--- START ---
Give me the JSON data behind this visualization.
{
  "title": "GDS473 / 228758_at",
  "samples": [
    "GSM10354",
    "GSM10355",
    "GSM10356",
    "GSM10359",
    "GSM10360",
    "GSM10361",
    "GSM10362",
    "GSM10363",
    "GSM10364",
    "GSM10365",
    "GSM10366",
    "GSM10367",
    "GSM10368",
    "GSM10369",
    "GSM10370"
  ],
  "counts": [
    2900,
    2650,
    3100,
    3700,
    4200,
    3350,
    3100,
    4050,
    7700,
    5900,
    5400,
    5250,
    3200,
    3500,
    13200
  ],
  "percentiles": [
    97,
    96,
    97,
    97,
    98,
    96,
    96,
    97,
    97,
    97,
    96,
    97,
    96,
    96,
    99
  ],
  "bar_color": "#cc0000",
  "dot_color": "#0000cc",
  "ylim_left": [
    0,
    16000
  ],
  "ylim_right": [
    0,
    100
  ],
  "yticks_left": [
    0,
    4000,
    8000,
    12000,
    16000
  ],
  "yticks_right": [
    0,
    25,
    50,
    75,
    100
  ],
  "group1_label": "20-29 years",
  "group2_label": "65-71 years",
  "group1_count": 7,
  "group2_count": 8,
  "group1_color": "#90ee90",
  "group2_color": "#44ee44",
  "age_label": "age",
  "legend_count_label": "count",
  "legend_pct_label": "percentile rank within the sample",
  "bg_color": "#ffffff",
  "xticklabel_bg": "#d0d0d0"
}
--- END ---
→ **TASK INSTRUCTIONS**:
Write out the material exactly as given.

→ **SOLVED EXERCISE**:
Give me the JSON data behind this visualization.
{
  "title": "GDS473 / 228758_at",
  "samples": [
    "GSM10354",
    "GSM10355",
    "GSM10356",
    "GSM10359",
    "GSM10360",
    "GSM10361",
    "GSM10362",
    "GSM10363",
    "GSM10364",
    "GSM10365",
    "GSM10366",
    "GSM10367",
    "GSM10368",
    "GSM10369",
    "GSM10370"
  ],
  "counts": [
    2900,
    2650,
    3100,
    3700,
    4200,
    3350,
    3100,
    4050,
    7700,
    5900,
    5400,
    5250,
    3200,
    3500,
    13200
  ],
  "percentiles": [
    97,
    96,
    97,
    97,
    98,
    96,
    96,
    97,
    97,
    97,
    96,
    97,
    96,
    96,
    99
  ],
  "bar_color": "#cc0000",
  "dot_color": "#0000cc",
  "ylim_left": [
    0,
    16000
  ],
  "ylim_right": [
    0,
    100
  ],
  "yticks_left": [
    0,
    4000,
    8000,
    12000,
    16000
  ],
  "yticks_right": [
    0,
    25,
    50,
    75,
    100
  ],
  "group1_label": "20-29 years",
  "group2_label": "65-71 years",
  "group1_count": 7,
  "group2_count": 8,
  "group1_color": "#90ee90",
  "group2_color": "#44ee44",
  "age_label": "age",
  "legend_count_label": "count",
  "legend_pct_label": "percentile rank within the sample",
  "bg_color": "#ffffff",
  "xticklabel_bg": "#d0d0d0"
}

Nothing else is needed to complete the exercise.